# DIRECTIONS:
Print the records again, character for character.

# ITEMS:
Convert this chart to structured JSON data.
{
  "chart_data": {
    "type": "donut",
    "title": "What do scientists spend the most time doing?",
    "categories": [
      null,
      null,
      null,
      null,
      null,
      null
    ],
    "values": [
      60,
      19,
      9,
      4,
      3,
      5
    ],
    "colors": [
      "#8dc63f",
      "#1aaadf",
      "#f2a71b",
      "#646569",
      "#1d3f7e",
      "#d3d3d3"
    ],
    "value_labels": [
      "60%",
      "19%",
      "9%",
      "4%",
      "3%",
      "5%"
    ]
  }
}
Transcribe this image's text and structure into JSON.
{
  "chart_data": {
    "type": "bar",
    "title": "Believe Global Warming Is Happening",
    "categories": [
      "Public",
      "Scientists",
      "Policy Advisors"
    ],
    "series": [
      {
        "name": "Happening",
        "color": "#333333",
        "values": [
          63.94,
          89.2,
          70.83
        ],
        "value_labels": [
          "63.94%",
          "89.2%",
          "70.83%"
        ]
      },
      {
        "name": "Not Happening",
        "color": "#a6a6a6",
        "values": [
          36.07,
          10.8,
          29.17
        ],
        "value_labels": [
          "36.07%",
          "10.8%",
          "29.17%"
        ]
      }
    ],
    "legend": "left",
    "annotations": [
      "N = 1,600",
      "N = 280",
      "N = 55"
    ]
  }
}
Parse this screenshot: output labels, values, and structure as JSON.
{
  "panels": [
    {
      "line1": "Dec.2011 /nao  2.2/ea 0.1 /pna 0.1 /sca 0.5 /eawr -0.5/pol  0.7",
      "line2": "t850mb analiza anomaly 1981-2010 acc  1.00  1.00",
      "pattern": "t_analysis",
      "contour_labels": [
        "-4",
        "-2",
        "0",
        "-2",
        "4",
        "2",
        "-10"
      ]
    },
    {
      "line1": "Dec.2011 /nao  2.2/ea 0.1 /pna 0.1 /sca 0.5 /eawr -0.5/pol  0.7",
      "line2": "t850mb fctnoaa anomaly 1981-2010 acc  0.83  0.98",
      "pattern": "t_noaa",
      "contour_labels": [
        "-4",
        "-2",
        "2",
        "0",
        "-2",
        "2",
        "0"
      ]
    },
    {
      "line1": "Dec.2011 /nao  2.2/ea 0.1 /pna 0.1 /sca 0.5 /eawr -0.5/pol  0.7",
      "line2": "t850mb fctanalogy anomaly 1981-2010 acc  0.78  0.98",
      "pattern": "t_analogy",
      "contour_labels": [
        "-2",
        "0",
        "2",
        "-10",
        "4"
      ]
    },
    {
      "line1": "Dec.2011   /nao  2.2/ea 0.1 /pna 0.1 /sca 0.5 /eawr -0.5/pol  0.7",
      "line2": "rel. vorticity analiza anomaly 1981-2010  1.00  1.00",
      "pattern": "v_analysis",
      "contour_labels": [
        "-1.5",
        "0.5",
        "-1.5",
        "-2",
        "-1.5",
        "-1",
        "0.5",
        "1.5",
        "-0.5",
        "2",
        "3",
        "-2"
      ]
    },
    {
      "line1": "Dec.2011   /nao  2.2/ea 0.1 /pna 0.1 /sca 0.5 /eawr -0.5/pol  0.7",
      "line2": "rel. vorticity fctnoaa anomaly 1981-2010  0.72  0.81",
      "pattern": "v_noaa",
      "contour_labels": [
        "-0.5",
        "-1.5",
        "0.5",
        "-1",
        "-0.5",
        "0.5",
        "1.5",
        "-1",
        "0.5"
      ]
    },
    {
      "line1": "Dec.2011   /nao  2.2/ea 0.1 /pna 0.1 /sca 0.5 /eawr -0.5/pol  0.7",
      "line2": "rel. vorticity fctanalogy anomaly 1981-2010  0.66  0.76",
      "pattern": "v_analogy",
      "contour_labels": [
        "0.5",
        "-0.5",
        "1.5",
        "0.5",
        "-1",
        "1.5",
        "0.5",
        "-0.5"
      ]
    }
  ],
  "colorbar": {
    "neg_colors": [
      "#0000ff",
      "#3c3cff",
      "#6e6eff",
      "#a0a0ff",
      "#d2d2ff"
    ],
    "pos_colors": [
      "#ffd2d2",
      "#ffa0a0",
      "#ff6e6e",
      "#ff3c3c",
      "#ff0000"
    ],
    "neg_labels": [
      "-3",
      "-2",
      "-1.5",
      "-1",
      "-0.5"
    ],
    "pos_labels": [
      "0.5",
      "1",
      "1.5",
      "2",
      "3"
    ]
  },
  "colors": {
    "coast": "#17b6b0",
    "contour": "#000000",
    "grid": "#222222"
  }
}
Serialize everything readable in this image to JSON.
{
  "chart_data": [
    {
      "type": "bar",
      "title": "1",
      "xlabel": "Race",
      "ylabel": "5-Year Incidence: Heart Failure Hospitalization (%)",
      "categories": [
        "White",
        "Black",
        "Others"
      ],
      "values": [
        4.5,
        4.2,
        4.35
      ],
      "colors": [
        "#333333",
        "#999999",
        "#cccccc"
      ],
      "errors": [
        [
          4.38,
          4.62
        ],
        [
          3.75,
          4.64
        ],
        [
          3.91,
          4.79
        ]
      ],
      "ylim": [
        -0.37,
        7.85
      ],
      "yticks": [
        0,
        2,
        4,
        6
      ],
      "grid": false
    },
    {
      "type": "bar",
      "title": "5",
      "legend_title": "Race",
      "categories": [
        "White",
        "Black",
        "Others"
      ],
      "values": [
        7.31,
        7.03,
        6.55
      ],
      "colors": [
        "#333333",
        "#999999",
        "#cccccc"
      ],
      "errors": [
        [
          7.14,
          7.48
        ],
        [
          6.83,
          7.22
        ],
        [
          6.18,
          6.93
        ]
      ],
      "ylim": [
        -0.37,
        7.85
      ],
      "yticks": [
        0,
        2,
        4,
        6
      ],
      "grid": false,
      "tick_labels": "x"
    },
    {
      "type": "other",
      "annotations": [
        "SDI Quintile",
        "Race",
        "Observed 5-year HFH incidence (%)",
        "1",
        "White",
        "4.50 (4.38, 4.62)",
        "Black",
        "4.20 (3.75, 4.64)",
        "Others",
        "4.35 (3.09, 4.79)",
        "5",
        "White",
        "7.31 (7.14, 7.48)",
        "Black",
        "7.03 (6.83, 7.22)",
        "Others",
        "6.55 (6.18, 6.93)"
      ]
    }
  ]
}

# TASK SOLUTION:
Convert this chart to structured JSON data.
{
  "chart_data": {
    "type": "donut",
    "title": "What do scientists spend the most time doing?",
    "categories": [
      null,
      null,
      null,
      null,
      null,
      null
    ],
    "values": [
      60,
      19,
      9,
      4,
      3,
      5
    ],
    "colors": [
      "#8dc63f",
      "#1aaadf",
      "#f2a71b",
      "#646569",
      "#1d3f7e",
      "#d3d3d3"
    ],
    "value_labels": [
      "60%",
      "19%",
      "9%",
      "4%",
      "3%",
      "5%"
    ]
  }
}
Transcribe this image's text and structure into JSON.
{
  "chart_data": {
    "type": "bar",
    "title": "Believe Global Warming Is Happening",
    "categories": [
      "Public",
      "Scientists",
      "Policy Advisors"
    ],
    "series": [
      {
        "name": "Happening",
        "color": "#333333",
        "values": [
          63.94,
          89.2,
          70.83
        ],
        "value_labels": [
          "63.94%",
          "89.2%",
          "70.83%"
        ]
      },
      {
        "name": "Not Happening",
        "color": "#a6a6a6",
        "values": [
          36.07,
          10.8,
          29.17
        ],
        "value_labels": [
          "36.07%",
          "10.8%",
          "29.17%"
        ]
      }
    ],
    "legend": "left",
    "annotations": [
      "N = 1,600",
      "N = 280",
      "N = 55"
    ]
  }
}
Parse this screenshot: output labels, values, and structure as JSON.
{
  "panels": [
    {
      "line1": "Dec.2011 /nao  2.2/ea 0.1 /pna 0.1 /sca 0.5 /eawr -0.5/pol  0.7",
      "line2": "t850mb analiza anomaly 1981-2010 acc  1.00  1.00",
      "pattern": "t_analysis",
      "contour_labels": [
        "-4",
        "-2",
        "0",
        "-2",
        "4",
        "2",
        "-10"
      ]
    },
    {
      "line1": "Dec.2011 /nao  2.2/ea 0.1 /pna 0.1 /sca 0.5 /eawr -0.5/pol  0.7",
      "line2": "t850mb fctnoaa anomaly 1981-2010 acc  0.83  0.98",
      "pattern": "t_noaa",
      "contour_labels": [
        "-4",
        "-2",
        "2",
        "0",
        "-2",
        "2",
        "0"
      ]
    },
    {
      "line1": "Dec.2011 /nao  2.2/ea 0.1 /pna 0.1 /sca 0.5 /eawr -0.5/pol  0.7",
      "line2": "t850mb fctanalogy anomaly 1981-2010 acc  0.78  0.98",
      "pattern": "t_analogy",
      "contour_labels": [
        "-2",
        "0",
        "2",
        "-10",
        "4"
      ]
    },
    {
      "line1": "Dec.2011   /nao  2.2/ea 0.1 /pna 0.1 /sca 0.5 /eawr -0.5/pol  0.7",
      "line2": "rel. vorticity analiza anomaly 1981-2010  1.00  1.00",
      "pattern": "v_analysis",
      "contour_labels": [
        "-1.5",
        "0.5",
        "-1.5",
        "-2",
        "-1.5",
        "-1",
        "0.5",
        "1.5",
        "-0.5",
        "2",
        "3",
        "-2"
      ]
    },
    {
      "line1": "Dec.2011   /nao  2.2/ea 0.1 /pna 0.1 /sca 0.5 /eawr -0.5/pol  0.7",
      "line2": "rel. vorticity fctnoaa anomaly 1981-2010  0.72  0.81",
      "pattern": "v_noaa",
      "contour_labels": [
        "-0.5",
        "-1.5",
        "0.5",
        "-1",
        "-0.5",
        "0.5",
        "1.5",
        "-1",
        "0.5"
      ]
    },
    {
      "line1": "Dec.2011   /nao  2.2/ea 0.1 /pna 0.1 /sca 0.5 /eawr -0.5/pol  0.7",
      "line2": "rel. vorticity fctanalogy anomaly 1981-2010  0.66  0.76",
      "pattern": "v_analogy",
      "contour_labels": [
        "0.5",
        "-0.5",
        "1.5",
        "0.5",
        "-1",
        "1.5",
        "0.5",
        "-0.5"
      ]
    }
  ],
  "colorbar": {
    "neg_colors": [
      "#0000ff",
      "#3c3cff",
      "#6e6eff",
      "#a0a0ff",
      "#d2d2ff"
    ],
    "pos_colors": [
      "#ffd2d2",
      "#ffa0a0",
      "#ff6e6e",
      "#ff3c3c",
      "#ff0000"
    ],
    "neg_labels": [
      "-3",
      "-2",
      "-1.5",
      "-1",
      "-0.5"
    ],
    "pos_labels": [
      "0.5",
      "1",
      "1.5",
      "2",
      "3"
    ]
  },
  "colors": {
    "coast": "#17b6b0",
    "contour": "#000000",
    "grid": "#222222"
  }
}
Serialize everything readable in this image to JSON.
{
  "chart_data": [
    {
      "type": "bar",
      "title": "1",
      "xlabel": "Race",
      "ylabel": "5-Year Incidence: Heart Failure Hospitalization (%)",
      "categories": [
        "White",
        "Black",
        "Others"
      ],
      "values": [
        4.5,
        4.2,
        4.35
      ],
      "colors": [
        "#333333",
        "#999999",
        "#cccccc"
      ],
      "errors": [
        [
          4.38,
          4.62
        ],
        [
          3.75,
          4.64
        ],
        [
          3.91,
          4.79
        ]
      ],
      "ylim": [
        -0.37,
        7.85
      ],
      "yticks": [
        0,
        2,
        4,
        6
      ],
      "grid": false
    },
    {
      "type": "bar",
      "title": "5",
      "legend_title": "Race",
      "categories": [
        "White",
        "Black",
        "Others"
      ],
      "values": [
        7.31,
        7.03,
        6.55
      ],
      "colors": [
        "#333333",
        "#999999",
        "#cccccc"
      ],
      "errors": [
        [
          7.14,
          7.48
        ],
        [
          6.83,
          7.22
        ],
        [
          6.18,
          6.93
        ]
      ],
      "ylim": [
        -0.37,
        7.85
      ],
      "yticks": [
        0,
        2,
        4,
        6
      ],
      "grid": false,
      "tick_labels": "x"
    },
    {
      "type": "other",
      "annotations": [
        "SDI Quintile",
        "Race",
        "Observed 5-year HFH incidence (%)",
        "1",
        "White",
        "4.50 (4.38, 4.62)",
        "Black",
        "4.20 (3.75, 4.64)",
        "Others",
        "4.35 (3.09, 4.79)",
        "5",
        "White",
        "7.31 (7.14, 7.48)",
        "Black",
        "7.03 (6.83, 7.22)",
        "Others",
        "6.55 (6.18, 6.93)"
      ]
    }
  ]
}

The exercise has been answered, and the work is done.